WORK REQUIRED: Each line of the data must be set down again without a single difference.

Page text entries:
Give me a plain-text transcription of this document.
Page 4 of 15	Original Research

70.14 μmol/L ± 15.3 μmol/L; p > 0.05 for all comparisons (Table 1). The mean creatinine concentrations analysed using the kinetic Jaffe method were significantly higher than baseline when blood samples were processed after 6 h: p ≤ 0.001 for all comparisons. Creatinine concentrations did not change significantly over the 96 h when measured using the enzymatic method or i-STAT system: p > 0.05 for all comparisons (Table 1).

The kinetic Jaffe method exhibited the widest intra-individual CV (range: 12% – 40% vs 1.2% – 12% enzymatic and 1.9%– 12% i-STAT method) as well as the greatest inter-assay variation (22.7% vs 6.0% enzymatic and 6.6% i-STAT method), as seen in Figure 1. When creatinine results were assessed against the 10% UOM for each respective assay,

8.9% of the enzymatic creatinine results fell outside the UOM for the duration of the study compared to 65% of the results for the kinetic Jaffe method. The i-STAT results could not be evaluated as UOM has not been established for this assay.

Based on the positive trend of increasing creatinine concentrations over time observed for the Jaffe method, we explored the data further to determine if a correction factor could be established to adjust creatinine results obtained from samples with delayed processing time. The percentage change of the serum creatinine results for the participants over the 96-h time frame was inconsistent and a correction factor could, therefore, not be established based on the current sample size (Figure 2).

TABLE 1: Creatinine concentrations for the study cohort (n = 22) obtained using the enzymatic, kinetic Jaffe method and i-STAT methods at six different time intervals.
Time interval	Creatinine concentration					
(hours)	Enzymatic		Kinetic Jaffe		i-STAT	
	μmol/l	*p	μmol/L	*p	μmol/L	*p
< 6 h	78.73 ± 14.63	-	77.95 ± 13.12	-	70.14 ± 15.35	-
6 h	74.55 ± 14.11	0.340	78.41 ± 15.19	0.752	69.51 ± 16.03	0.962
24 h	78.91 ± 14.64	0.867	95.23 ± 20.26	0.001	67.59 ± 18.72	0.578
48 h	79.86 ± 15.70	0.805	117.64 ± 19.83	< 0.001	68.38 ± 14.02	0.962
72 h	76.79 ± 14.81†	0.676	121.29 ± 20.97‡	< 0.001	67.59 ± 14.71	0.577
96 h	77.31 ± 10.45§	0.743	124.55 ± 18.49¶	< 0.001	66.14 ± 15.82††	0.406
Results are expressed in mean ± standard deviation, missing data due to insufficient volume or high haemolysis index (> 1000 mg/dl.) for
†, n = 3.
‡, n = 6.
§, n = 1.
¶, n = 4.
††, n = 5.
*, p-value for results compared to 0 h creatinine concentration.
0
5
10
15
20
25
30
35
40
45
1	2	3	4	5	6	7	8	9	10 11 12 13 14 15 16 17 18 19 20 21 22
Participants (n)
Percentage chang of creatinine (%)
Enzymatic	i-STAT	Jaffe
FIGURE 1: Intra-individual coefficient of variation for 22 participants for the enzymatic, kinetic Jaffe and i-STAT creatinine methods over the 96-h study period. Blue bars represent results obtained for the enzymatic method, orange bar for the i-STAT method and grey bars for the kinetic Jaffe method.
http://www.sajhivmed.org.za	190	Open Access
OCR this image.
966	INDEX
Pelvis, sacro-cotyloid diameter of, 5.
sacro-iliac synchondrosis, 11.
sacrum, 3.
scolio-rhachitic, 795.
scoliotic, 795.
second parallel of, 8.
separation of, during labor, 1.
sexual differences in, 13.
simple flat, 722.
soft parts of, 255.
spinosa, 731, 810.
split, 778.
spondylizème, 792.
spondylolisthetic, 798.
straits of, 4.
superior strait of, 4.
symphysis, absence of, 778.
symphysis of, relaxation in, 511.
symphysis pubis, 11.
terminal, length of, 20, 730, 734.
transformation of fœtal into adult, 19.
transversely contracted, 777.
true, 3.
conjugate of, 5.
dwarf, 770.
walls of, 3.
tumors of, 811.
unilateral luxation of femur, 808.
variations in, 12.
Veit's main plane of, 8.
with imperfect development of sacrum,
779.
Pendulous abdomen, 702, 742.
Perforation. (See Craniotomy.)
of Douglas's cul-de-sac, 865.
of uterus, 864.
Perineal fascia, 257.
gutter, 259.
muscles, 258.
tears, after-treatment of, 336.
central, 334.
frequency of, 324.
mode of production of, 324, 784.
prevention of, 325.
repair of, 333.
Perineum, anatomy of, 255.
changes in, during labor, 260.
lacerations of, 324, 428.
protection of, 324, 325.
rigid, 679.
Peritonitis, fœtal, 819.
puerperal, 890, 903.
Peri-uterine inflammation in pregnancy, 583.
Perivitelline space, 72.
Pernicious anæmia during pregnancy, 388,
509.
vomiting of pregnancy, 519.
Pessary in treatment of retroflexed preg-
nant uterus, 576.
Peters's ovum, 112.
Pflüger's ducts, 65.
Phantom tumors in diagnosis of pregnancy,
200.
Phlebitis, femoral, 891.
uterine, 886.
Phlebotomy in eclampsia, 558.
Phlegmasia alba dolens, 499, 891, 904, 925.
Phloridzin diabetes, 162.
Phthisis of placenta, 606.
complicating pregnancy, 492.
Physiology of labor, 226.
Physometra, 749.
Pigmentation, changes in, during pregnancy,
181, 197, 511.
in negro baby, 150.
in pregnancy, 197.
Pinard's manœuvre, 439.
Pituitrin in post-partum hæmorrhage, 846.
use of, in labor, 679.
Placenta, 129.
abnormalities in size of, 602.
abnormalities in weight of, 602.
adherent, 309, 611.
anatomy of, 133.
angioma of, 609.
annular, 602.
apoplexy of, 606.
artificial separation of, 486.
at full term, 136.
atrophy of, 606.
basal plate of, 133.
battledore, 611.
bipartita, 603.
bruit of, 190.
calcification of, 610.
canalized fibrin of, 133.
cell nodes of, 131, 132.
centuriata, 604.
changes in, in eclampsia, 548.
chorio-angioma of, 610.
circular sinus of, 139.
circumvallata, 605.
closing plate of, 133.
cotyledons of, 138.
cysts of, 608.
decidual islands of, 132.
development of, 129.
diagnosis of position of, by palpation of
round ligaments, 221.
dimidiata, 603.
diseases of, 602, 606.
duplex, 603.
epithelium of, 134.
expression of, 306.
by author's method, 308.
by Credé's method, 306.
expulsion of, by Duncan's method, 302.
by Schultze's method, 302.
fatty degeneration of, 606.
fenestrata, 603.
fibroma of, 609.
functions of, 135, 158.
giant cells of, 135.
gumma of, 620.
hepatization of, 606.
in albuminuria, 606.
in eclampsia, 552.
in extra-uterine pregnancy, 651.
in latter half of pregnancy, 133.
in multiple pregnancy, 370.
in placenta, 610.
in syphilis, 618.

TASK ANSWER:
Give me a plain-text transcription of this document.
Page 4 of 15	Original Research

70.14 μmol/L ± 15.3 μmol/L; p > 0.05 for all comparisons (Table 1). The mean creatinine concentrations analysed using the kinetic Jaffe method were significantly higher than baseline when blood samples were processed after 6 h: p ≤ 0.001 for all comparisons. Creatinine concentrations did not change significantly over the 96 h when measured using the enzymatic method or i-STAT system: p > 0.05 for all comparisons (Table 1).

The kinetic Jaffe method exhibited the widest intra-individual CV (range: 12% – 40% vs 1.2% – 12% enzymatic and 1.9%– 12% i-STAT method) as well as the greatest inter-assay variation (22.7% vs 6.0% enzymatic and 6.6% i-STAT method), as seen in Figure 1. When creatinine results were assessed against the 10% UOM for each respective assay,

8.9% of the enzymatic creatinine results fell outside the UOM for the duration of the study compared to 65% of the results for the kinetic Jaffe method. The i-STAT results could not be evaluated as UOM has not been established for this assay.

Based on the positive trend of increasing creatinine concentrations over time observed for the Jaffe method, we explored the data further to determine if a correction factor could be established to adjust creatinine results obtained from samples with delayed processing time. The percentage change of the serum creatinine results for the participants over the 96-h time frame was inconsistent and a correction factor could, therefore, not be established based on the current sample size (Figure 2).

TABLE 1: Creatinine concentrations for the study cohort (n = 22) obtained using the enzymatic, kinetic Jaffe method and i-STAT methods at six different time intervals.
Time interval	Creatinine concentration					
(hours)	Enzymatic		Kinetic Jaffe		i-STAT	
	μmol/l	*p	μmol/L	*p	μmol/L	*p
< 6 h	78.73 ± 14.63	-	77.95 ± 13.12	-	70.14 ± 15.35	-
6 h	74.55 ± 14.11	0.340	78.41 ± 15.19	0.752	69.51 ± 16.03	0.962
24 h	78.91 ± 14.64	0.867	95.23 ± 20.26	0.001	67.59 ± 18.72	0.578
48 h	79.86 ± 15.70	0.805	117.64 ± 19.83	< 0.001	68.38 ± 14.02	0.962
72 h	76.79 ± 14.81†	0.676	121.29 ± 20.97‡	< 0.001	67.59 ± 14.71	0.577
96 h	77.31 ± 10.45§	0.743	124.55 ± 18.49¶	< 0.001	66.14 ± 15.82††	0.406
Results are expressed in mean ± standard deviation, missing data due to insufficient volume or high haemolysis index (> 1000 mg/dl.) for
†, n = 3.
‡, n = 6.
§, n = 1.
¶, n = 4.
††, n = 5.
*, p-value for results compared to 0 h creatinine concentration.
0
5
10
15
20
25
30
35
40
45
1	2	3	4	5	6	7	8	9	10 11 12 13 14 15 16 17 18 19 20 21 22
Participants (n)
Percentage chang of creatinine (%)
Enzymatic	i-STAT	Jaffe
FIGURE 1: Intra-individual coefficient of variation for 22 participants for the enzymatic, kinetic Jaffe and i-STAT creatinine methods over the 96-h study period. Blue bars represent results obtained for the enzymatic method, orange bar for the i-STAT method and grey bars for the kinetic Jaffe method.
http://www.sajhivmed.org.za	190	Open Access
OCR this image.
966	INDEX
Pelvis, sacro-cotyloid diameter of, 5.
sacro-iliac synchondrosis, 11.
sacrum, 3.
scolio-rhachitic, 795.
scoliotic, 795.
second parallel of, 8.
separation of, during labor, 1.
sexual differences in, 13.
simple flat, 722.
soft parts of, 255.
spinosa, 731, 810.
split, 778.
spondylizème, 792.
spondylolisthetic, 798.
straits of, 4.
superior strait of, 4.
symphysis, absence of, 778.
symphysis of, relaxation in, 511.
symphysis pubis, 11.
terminal, length of, 20, 730, 734.
transformation of fœtal into adult, 19.
transversely contracted, 777.
true, 3.
conjugate of, 5.
dwarf, 770.
walls of, 3.
tumors of, 811.
unilateral luxation of femur, 808.
variations in, 12.
Veit's main plane of, 8.
with imperfect development of sacrum,
779.
Pendulous abdomen, 702, 742.
Perforation. (See Craniotomy.)
of Douglas's cul-de-sac, 865.
of uterus, 864.
Perineal fascia, 257.
gutter, 259.
muscles, 258.
tears, after-treatment of, 336.
central, 334.
frequency of, 324.
mode of production of, 324, 784.
prevention of, 325.
repair of, 333.
Perineum, anatomy of, 255.
changes in, during labor, 260.
lacerations of, 324, 428.
protection of, 324, 325.
rigid, 679.
Peritonitis, fœtal, 819.
puerperal, 890, 903.
Peri-uterine inflammation in pregnancy, 583.
Perivitelline space, 72.
Pernicious anæmia during pregnancy, 388,
509.
vomiting of pregnancy, 519.
Pessary in treatment of retroflexed preg-
nant uterus, 576.
Peters's ovum, 112.
Pflüger's ducts, 65.
Phantom tumors in diagnosis of pregnancy,
200.
Phlebitis, femoral, 891.
uterine, 886.
Phlebotomy in eclampsia, 558.
Phlegmasia alba dolens, 499, 891, 904, 925.
Phloridzin diabetes, 162.
Phthisis of placenta, 606.
complicating pregnancy, 492.
Physiology of labor, 226.
Physometra, 749.
Pigmentation, changes in, during pregnancy,
181, 197, 511.
in negro baby, 150.
in pregnancy, 197.
Pinard's manœuvre, 439.
Pituitrin in post-partum hæmorrhage, 846.
use of, in labor, 679.
Placenta, 129.
abnormalities in size of, 602.
abnormalities in weight of, 602.
adherent, 309, 611.
anatomy of, 133.
angioma of, 609.
annular, 602.
apoplexy of, 606.
artificial separation of, 486.
at full term, 136.
atrophy of, 606.
basal plate of, 133.
battledore, 611.
bipartita, 603.
bruit of, 190.
calcification of, 610.
canalized fibrin of, 133.
cell nodes of, 131, 132.
centuriata, 604.
changes in, in eclampsia, 548.
chorio-angioma of, 610.
circular sinus of, 139.
circumvallata, 605.
closing plate of, 133.
cotyledons of, 138.
cysts of, 608.
decidual islands of, 132.
development of, 129.
diagnosis of position of, by palpation of
round ligaments, 221.
dimidiata, 603.
diseases of, 602, 606.
duplex, 603.
epithelium of, 134.
expression of, 306.
by author's method, 308.
by Credé's method, 306.
expulsion of, by Duncan's method, 302.
by Schultze's method, 302.
fatty degeneration of, 606.
fenestrata, 603.
fibroma of, 609.
functions of, 135, 158.
giant cells of, 135.
gumma of, 620.
hepatization of, 606.
in albuminuria, 606.
in eclampsia, 552.
in extra-uterine pregnancy, 651.
in latter half of pregnancy, 133.
in multiple pregnancy, 370.
in placenta, 610.
in syphilis, 618.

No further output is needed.